• [DATA PROVIDED]:

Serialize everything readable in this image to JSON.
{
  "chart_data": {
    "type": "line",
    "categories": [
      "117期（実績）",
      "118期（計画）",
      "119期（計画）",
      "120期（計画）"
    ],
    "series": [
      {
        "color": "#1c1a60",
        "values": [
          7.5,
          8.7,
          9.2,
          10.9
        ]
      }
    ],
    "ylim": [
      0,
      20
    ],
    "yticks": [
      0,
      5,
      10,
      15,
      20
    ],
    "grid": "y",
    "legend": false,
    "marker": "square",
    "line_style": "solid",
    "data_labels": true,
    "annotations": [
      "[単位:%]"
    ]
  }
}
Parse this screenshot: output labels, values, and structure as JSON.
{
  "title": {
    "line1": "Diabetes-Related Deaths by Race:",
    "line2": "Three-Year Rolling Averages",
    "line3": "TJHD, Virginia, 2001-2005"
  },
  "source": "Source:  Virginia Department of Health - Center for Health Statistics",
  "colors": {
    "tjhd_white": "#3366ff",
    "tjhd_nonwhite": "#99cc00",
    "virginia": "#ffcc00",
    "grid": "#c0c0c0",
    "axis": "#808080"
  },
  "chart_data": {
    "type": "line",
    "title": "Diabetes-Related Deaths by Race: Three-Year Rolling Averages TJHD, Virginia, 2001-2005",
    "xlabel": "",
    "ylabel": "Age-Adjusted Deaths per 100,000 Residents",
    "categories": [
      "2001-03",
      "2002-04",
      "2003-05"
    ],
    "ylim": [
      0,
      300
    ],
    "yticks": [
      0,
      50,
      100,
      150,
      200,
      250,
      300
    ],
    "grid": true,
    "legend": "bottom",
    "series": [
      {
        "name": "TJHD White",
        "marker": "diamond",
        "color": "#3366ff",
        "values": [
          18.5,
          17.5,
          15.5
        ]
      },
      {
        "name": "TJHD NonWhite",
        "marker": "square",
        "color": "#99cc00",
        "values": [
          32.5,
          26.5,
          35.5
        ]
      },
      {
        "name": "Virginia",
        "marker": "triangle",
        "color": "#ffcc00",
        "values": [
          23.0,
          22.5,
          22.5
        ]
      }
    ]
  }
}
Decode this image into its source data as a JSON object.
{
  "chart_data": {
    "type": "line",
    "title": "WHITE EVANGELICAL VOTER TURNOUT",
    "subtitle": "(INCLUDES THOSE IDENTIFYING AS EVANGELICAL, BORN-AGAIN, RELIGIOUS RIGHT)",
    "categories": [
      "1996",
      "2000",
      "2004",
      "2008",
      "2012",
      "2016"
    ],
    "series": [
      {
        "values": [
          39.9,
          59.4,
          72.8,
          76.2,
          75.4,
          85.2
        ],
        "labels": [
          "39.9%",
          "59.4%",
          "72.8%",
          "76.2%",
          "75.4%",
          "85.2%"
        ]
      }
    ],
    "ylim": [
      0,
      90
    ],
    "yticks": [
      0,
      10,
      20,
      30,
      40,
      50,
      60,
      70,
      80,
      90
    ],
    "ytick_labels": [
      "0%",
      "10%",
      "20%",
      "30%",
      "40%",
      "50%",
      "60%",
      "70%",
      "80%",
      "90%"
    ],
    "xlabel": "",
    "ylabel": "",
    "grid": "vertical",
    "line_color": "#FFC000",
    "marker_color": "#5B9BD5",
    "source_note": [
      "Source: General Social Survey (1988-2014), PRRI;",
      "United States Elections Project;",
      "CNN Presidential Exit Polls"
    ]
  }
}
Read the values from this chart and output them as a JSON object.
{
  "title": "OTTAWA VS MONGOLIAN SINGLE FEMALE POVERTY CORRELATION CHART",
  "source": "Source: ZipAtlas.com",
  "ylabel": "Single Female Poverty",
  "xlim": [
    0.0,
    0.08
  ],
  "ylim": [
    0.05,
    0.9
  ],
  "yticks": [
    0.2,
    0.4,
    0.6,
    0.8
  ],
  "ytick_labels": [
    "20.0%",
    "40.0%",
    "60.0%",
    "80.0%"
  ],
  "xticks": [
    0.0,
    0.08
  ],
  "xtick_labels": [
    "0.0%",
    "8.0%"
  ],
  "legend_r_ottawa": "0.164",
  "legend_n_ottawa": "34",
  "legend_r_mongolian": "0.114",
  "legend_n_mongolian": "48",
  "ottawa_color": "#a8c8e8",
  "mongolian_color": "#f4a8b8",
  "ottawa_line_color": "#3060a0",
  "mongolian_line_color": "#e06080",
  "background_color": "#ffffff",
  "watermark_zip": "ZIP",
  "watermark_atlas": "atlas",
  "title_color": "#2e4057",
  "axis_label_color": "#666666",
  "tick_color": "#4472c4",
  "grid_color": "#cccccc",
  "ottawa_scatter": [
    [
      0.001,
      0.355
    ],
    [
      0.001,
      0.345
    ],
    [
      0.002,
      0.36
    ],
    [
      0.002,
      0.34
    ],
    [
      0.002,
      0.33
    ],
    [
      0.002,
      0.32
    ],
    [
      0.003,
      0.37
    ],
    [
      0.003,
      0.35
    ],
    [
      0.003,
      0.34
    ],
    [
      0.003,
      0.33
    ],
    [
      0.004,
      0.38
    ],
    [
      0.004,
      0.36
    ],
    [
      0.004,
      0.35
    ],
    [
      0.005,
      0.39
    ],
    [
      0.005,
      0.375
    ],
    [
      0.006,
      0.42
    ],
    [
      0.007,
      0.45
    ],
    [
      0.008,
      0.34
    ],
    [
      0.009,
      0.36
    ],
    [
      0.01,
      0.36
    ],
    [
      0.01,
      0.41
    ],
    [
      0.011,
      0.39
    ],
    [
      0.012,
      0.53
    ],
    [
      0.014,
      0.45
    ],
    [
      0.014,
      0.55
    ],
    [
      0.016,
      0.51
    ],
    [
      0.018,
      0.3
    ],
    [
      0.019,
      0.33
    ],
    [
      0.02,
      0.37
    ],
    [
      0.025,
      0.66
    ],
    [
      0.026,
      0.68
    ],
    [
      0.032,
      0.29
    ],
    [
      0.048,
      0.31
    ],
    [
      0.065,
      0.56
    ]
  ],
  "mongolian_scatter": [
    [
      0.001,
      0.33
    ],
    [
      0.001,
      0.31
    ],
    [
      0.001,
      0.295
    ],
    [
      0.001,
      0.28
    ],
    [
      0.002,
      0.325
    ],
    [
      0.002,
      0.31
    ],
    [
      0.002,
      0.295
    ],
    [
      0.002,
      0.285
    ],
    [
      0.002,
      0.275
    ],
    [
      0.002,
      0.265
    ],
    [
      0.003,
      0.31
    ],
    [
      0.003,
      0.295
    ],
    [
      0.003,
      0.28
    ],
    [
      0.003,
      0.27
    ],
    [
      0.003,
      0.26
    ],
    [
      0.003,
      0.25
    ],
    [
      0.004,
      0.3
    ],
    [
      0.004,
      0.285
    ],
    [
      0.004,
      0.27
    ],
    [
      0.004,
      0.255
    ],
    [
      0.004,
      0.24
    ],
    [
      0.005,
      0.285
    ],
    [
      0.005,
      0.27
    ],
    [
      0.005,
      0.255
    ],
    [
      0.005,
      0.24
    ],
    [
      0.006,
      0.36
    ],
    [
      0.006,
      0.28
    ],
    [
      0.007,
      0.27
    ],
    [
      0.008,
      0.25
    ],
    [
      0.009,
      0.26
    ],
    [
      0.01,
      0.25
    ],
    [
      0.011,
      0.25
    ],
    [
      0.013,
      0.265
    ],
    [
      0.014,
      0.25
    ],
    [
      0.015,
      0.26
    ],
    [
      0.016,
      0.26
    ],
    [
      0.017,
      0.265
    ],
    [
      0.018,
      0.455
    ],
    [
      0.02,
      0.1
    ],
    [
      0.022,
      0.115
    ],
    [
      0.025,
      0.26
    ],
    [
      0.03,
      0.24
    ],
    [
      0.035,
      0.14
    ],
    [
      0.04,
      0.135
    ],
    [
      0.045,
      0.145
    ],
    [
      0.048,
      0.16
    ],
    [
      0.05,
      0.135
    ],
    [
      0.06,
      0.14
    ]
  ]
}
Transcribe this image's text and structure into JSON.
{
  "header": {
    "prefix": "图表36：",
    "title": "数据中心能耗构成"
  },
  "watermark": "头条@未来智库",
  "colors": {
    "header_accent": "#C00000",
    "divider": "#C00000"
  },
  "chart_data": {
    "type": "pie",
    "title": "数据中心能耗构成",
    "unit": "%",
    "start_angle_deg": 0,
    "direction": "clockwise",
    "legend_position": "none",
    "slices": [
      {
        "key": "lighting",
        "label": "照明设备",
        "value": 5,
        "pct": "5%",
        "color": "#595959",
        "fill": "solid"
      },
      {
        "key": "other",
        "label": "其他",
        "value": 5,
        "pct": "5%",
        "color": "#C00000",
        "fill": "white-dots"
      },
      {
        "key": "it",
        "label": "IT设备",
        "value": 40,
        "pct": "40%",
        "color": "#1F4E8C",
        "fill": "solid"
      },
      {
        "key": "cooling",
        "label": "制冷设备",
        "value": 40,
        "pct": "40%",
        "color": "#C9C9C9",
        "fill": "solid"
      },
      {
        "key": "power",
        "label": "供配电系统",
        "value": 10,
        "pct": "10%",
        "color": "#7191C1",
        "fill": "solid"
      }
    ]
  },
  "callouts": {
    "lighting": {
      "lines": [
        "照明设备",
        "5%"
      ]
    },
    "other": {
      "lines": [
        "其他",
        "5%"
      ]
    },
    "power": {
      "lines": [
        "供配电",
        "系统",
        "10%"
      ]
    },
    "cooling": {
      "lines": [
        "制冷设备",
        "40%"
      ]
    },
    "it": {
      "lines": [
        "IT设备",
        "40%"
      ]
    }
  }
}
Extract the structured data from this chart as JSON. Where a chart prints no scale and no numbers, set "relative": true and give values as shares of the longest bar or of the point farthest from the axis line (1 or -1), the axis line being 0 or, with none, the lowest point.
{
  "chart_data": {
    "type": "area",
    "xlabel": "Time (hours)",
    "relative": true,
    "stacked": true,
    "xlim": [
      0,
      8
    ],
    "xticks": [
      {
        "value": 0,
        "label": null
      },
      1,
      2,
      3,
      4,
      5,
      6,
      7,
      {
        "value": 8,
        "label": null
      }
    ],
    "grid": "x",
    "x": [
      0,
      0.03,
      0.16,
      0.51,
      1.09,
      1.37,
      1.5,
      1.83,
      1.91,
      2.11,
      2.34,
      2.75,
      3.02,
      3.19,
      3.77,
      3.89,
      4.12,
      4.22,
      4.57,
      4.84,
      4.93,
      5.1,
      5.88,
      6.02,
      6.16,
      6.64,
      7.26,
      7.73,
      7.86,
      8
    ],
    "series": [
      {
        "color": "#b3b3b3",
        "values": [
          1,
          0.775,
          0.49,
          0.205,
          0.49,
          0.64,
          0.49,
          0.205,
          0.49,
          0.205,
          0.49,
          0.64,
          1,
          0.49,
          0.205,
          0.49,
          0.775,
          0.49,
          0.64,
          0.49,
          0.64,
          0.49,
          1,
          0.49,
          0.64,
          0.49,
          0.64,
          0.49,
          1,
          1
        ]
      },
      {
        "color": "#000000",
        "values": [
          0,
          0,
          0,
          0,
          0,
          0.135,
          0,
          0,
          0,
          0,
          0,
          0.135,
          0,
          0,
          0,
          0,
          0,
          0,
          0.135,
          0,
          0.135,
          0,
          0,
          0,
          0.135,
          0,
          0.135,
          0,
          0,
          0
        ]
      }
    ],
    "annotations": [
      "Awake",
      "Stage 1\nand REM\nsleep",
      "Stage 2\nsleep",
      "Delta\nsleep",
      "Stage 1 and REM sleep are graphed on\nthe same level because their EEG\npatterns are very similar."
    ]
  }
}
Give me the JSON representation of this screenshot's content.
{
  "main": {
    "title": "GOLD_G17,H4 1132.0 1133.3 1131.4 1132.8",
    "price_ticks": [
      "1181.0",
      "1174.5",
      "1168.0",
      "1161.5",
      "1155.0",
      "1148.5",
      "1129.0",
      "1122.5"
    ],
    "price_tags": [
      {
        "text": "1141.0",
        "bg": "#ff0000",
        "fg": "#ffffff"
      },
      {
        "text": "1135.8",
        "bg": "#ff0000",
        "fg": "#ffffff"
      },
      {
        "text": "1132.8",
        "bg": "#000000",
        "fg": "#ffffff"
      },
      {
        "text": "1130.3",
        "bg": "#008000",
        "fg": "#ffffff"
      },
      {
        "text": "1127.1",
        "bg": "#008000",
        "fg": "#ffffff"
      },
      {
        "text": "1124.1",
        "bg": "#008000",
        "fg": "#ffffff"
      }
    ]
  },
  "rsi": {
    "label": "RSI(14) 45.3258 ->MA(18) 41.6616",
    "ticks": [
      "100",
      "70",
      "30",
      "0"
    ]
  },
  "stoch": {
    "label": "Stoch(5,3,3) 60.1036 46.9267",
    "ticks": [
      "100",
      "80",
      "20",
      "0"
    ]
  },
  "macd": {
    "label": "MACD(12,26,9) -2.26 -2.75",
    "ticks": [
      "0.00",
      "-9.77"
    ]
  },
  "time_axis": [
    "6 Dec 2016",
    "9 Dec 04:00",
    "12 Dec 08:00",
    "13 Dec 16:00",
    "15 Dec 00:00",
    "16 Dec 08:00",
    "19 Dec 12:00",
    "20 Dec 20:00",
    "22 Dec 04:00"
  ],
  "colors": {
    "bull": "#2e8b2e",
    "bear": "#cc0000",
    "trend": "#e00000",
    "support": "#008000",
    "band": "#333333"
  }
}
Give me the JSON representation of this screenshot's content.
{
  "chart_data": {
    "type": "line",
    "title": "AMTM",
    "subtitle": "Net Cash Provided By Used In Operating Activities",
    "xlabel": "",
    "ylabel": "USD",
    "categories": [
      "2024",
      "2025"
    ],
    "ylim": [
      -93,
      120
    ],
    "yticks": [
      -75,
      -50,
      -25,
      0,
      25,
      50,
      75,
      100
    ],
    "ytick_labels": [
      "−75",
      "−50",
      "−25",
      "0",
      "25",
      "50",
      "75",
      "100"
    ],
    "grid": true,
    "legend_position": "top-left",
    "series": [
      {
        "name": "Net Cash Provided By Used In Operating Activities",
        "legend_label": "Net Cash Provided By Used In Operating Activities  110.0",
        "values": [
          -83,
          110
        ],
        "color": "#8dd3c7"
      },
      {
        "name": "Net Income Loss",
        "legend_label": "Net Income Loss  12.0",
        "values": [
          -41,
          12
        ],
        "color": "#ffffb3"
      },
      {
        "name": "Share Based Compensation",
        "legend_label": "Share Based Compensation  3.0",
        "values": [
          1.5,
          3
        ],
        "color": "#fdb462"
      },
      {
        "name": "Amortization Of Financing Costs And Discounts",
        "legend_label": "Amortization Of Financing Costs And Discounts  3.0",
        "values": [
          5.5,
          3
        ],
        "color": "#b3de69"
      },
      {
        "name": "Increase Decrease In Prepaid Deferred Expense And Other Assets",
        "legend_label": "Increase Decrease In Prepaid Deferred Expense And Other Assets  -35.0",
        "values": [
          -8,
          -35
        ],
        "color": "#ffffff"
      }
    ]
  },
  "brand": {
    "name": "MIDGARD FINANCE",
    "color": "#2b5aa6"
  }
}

• [EXERCISE GOAL]: In the records above, find each line holding "relative" and copy it.

• [RESPONSE]:
Extract the structured data from this chart as JSON. Where a chart prints no scale and no numbers, set "relative": true and give values as shares of the longest bar or of the point farthest from the axis line (1 or -1), the axis line being 0 or, with none, the lowest point.
    "relative": true,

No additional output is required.